**THE REQUEST:** Locate the lines that hold the string "Nguồn". Copy every such line.

**INPUT RECORDS:**

------------------------

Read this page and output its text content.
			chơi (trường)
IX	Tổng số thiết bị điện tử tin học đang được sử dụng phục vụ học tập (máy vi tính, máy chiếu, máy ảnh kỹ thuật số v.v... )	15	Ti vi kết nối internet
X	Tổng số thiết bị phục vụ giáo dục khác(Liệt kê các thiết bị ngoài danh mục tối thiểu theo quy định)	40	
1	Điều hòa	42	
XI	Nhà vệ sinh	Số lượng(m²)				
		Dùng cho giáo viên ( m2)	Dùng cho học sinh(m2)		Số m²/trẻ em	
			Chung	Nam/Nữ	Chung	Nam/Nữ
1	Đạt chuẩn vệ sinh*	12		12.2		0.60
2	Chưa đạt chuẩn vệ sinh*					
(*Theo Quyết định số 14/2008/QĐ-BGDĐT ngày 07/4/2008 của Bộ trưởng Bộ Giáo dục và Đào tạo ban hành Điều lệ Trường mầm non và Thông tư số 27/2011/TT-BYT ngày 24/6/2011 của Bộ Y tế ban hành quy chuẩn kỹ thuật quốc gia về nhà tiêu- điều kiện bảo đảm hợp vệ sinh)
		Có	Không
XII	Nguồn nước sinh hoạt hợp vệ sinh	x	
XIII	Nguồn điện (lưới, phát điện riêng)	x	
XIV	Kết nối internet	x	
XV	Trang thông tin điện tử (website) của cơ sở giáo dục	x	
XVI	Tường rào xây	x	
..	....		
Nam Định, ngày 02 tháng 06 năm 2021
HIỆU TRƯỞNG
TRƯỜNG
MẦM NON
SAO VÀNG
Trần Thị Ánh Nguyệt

------------------------

**FINISHED EXERCISE:**
XII	Nguồn nước sinh hoạt hợp vệ sinh	x	
XIII	Nguồn điện (lưới, phát điện riêng)	x	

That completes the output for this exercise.